- WHAT TO WORK ON -
Would you return each record that follows word for word, without its pictures?

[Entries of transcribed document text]
- Opening Delimiter -

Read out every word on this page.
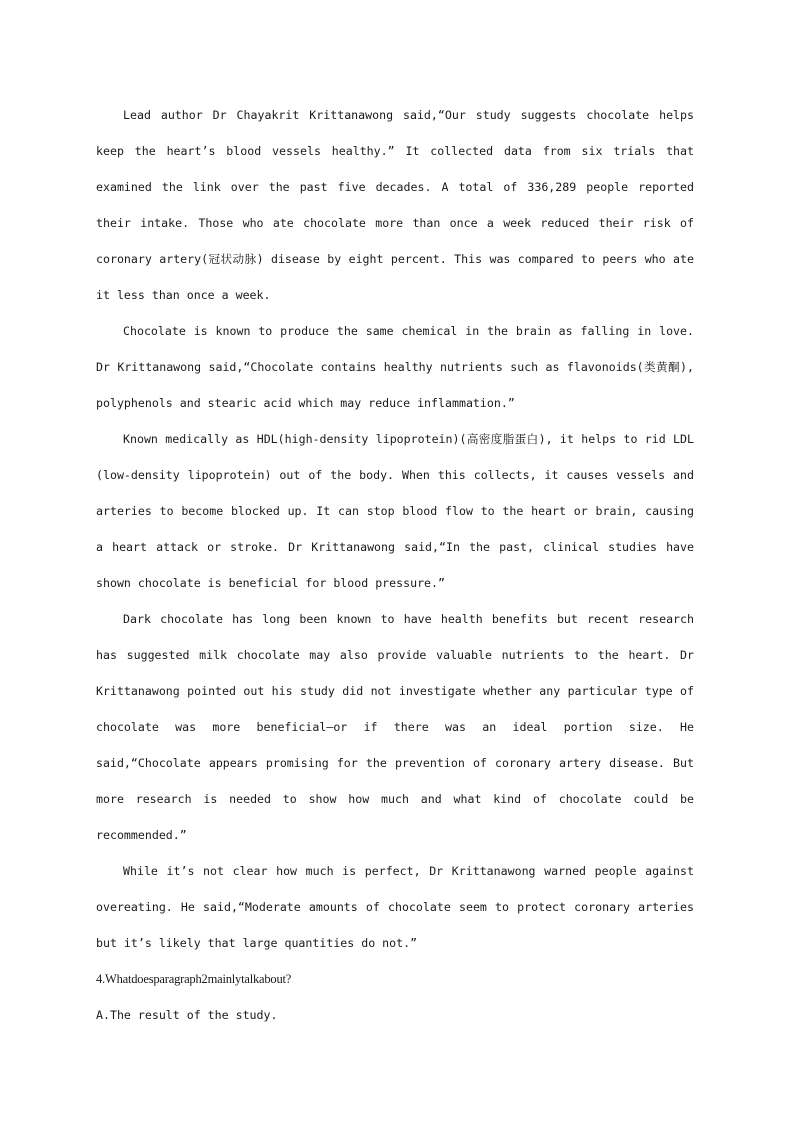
Lead author Dr Chayakrit Krittanawong said,“Our study suggests chocolate helps keep the heart’s blood vessels healthy.” It collected data from six trials that examined the link over the past five decades. A total of 336,289 people reported their intake. Those who ate chocolate more than once a week reduced their risk of coronary artery(冠状动脉) disease by eight percent. This was compared to peers who ate it less than once a week.

Chocolate is known to produce the same chemical in the brain as falling in love. Dr Krittanawong said,“Chocolate contains healthy nutrients such as flavonoids(类黄酮), polyphenols and stearic acid which may reduce inflammation.”

Known medically as HDL(high-density lipoprotein)(高密度脂蛋白), it helps to rid LDL (low-density lipoprotein) out of the body. When this collects, it causes vessels and arteries to become blocked up. It can stop blood flow to the heart or brain, causing a heart attack or stroke. Dr Krittanawong said,“In the past, clinical studies have shown chocolate is beneficial for blood pressure.”

Dark chocolate has long been known to have health benefits but recent research has suggested milk chocolate may also provide valuable nutrients to the heart. Dr Krittanawong pointed out his study did not investigate whether any particular type of chocolate was more beneficial—or if there was an ideal portion size. He said,“Chocolate appears promising for the prevention of coronary artery disease. But more research is needed to show how much and what kind of chocolate could be recommended.”

While it’s not clear how much is perfect, Dr Krittanawong warned people against overeating. He said,“Moderate amounts of chocolate seem to protect coronary arteries but it’s likely that large quantities do not.”

4.Whatdoesparagraph2mainlytalkabout?

A.The result of the study.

- Closing Delimiter -

- RESULT FOR THIS EXERCISE -
Read out every word on this page.
Lead author Dr Chayakrit Krittanawong said,“Our study suggests chocolate helps keep the heart’s blood vessels healthy.” It collected data from six trials that examined the link over the past five decades. A total of 336,289 people reported their intake. Those who ate chocolate more than once a week reduced their risk of coronary artery(冠状动脉) disease by eight percent. This was compared to peers who ate it less than once a week.

Chocolate is known to produce the same chemical in the brain as falling in love. Dr Krittanawong said,“Chocolate contains healthy nutrients such as flavonoids(类黄酮), polyphenols and stearic acid which may reduce inflammation.”

Known medically as HDL(high-density lipoprotein)(高密度脂蛋白), it helps to rid LDL (low-density lipoprotein) out of the body. When this collects, it causes vessels and arteries to become blocked up. It can stop blood flow to the heart or brain, causing a heart attack or stroke. Dr Krittanawong said,“In the past, clinical studies have shown chocolate is beneficial for blood pressure.”

Dark chocolate has long been known to have health benefits but recent research has suggested milk chocolate may also provide valuable nutrients to the heart. Dr Krittanawong pointed out his study did not investigate whether any particular type of chocolate was more beneficial—or if there was an ideal portion size. He said,“Chocolate appears promising for the prevention of coronary artery disease. But more research is needed to show how much and what kind of chocolate could be recommended.”

While it’s not clear how much is perfect, Dr Krittanawong warned people against overeating. He said,“Moderate amounts of chocolate seem to protect coronary arteries but it’s likely that large quantities do not.”

4.Whatdoesparagraph2mainlytalkabout?

A.The result of the study.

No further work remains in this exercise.